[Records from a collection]
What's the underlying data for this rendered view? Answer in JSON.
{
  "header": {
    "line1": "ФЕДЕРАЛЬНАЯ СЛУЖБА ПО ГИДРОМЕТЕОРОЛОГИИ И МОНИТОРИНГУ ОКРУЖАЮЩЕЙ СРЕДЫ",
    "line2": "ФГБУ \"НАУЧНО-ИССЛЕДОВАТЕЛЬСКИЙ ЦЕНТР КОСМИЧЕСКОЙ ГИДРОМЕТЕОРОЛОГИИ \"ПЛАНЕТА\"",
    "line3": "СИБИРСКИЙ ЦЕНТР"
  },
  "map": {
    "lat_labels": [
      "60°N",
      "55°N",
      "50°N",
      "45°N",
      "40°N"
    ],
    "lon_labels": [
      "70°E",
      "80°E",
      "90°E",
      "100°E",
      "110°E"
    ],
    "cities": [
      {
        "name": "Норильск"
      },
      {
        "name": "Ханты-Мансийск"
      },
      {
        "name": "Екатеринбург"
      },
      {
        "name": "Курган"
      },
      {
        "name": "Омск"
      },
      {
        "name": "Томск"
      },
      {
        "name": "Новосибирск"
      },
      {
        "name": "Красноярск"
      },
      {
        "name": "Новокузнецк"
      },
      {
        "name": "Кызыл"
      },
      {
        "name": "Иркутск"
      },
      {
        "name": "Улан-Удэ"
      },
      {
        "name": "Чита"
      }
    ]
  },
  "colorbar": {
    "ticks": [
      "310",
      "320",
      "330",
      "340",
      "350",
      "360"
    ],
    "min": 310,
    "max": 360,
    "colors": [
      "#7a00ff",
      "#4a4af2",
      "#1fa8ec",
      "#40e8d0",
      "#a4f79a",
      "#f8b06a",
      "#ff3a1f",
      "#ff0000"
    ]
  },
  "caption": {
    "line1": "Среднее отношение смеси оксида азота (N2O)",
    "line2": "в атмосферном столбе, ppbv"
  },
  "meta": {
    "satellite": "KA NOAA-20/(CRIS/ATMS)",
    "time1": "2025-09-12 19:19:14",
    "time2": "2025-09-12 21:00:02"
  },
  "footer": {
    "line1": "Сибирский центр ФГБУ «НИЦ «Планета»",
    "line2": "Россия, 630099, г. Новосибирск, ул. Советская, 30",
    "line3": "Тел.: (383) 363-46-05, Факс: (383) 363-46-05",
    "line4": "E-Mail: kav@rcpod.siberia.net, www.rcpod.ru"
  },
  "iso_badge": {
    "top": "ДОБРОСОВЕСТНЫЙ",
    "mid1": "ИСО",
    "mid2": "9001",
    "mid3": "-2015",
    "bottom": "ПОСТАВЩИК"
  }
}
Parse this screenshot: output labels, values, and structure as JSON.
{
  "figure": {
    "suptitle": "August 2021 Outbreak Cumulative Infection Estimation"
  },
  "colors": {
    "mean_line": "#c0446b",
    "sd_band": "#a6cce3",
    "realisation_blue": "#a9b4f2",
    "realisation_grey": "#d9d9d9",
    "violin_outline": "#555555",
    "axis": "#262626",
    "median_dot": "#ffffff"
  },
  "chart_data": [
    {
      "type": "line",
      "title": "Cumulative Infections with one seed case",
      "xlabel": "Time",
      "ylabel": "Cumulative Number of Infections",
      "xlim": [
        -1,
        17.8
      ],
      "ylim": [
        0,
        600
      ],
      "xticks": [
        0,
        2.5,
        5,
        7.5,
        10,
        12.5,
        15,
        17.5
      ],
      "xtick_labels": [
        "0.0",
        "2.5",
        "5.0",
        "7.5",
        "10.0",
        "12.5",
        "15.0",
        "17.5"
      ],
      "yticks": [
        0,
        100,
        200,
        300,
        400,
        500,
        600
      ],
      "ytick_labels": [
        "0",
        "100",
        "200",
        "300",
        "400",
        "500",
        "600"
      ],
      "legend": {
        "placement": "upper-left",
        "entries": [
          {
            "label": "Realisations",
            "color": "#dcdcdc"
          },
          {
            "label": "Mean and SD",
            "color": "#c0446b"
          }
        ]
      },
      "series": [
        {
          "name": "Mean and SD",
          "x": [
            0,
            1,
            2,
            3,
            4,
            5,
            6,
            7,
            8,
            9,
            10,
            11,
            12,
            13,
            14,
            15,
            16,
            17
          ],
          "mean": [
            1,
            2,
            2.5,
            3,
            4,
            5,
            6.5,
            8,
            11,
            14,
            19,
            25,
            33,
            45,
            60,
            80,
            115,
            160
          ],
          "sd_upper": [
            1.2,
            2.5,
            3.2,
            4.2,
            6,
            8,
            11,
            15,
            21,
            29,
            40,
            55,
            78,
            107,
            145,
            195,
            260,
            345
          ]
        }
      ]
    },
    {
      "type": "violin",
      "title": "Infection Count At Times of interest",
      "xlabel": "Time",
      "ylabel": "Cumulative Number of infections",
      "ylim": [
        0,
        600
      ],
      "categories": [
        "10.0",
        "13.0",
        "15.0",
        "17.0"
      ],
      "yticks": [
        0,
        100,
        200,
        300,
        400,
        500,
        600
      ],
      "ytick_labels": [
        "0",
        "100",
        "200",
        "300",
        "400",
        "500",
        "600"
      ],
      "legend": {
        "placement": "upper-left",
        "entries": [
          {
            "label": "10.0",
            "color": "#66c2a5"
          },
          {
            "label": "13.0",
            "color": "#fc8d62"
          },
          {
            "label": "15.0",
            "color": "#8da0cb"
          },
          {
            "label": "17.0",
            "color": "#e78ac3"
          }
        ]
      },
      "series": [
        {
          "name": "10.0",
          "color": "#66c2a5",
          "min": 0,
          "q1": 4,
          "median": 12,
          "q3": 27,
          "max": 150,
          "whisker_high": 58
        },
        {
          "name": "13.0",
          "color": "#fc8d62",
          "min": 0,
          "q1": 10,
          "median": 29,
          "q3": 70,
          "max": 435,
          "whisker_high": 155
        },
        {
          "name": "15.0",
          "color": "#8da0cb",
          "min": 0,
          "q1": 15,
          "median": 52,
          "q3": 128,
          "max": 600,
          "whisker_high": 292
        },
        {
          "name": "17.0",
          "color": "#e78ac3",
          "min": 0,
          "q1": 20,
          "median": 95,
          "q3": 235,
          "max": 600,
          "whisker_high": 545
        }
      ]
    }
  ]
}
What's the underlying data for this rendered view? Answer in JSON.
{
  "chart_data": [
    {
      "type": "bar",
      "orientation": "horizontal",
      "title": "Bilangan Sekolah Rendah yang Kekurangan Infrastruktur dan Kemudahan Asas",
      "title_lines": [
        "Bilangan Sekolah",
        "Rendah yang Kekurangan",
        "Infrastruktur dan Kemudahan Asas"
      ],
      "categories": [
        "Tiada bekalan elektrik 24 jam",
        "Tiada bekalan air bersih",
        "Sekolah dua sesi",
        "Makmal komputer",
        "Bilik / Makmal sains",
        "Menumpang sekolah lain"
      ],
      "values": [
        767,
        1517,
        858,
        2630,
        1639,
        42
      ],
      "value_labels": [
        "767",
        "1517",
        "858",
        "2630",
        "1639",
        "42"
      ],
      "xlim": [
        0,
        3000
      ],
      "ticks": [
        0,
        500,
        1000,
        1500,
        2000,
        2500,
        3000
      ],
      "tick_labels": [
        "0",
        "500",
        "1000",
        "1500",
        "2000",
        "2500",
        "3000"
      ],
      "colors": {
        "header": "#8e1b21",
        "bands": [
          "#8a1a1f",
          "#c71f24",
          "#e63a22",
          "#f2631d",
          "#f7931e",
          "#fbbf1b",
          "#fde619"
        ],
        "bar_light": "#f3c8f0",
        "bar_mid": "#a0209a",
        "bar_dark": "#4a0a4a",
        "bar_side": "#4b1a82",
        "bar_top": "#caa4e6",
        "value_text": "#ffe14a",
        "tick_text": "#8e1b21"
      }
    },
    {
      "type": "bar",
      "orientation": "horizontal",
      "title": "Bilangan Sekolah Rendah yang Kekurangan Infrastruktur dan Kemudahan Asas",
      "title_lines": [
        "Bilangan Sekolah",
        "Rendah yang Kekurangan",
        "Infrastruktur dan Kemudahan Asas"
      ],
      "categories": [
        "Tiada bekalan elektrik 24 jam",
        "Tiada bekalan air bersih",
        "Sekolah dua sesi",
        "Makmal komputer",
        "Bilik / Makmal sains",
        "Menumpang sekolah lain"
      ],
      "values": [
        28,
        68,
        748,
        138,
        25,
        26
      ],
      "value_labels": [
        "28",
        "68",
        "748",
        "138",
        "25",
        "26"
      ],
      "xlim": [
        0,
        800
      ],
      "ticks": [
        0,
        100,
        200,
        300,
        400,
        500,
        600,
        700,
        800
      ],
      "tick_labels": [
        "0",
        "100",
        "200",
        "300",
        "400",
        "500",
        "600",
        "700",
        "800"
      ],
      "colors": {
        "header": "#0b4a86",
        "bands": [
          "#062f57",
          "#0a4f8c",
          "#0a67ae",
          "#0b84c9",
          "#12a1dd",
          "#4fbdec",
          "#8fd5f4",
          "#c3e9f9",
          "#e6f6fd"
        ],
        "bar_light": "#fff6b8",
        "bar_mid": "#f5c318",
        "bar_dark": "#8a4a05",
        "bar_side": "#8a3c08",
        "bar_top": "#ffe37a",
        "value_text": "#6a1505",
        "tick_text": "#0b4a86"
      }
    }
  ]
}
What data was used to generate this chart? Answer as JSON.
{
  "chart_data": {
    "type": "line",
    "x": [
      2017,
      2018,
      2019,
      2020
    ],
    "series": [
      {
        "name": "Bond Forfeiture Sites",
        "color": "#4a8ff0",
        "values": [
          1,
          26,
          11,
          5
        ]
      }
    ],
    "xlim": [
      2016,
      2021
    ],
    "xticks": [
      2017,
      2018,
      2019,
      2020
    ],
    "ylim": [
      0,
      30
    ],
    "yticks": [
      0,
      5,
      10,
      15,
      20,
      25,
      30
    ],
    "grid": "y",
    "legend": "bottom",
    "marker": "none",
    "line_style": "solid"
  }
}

Given task
Emit verbatim the lines running from the one with "What data was" through the last line of the data, both endpoints inclusive.

Full answer
What data was used to generate this chart? Answer as JSON.
{
  "chart_data": {
    "type": "line",
    "x": [
      2017,
      2018,
      2019,
      2020
    ],
    "series": [
      {
        "name": "Bond Forfeiture Sites",
        "color": "#4a8ff0",
        "values": [
          1,
          26,
          11,
          5
        ]
      }
    ],
    "xlim": [
      2016,
      2021
    ],
    "xticks": [
      2017,
      2018,
      2019,
      2020
    ],
    "ylim": [
      0,
      30
    ],
    "yticks": [
      0,
      5,
      10,
      15,
      20,
      25,
      30
    ],
    "grid": "y",
    "legend": "bottom",
    "marker": "none",
    "line_style": "solid"
  }
}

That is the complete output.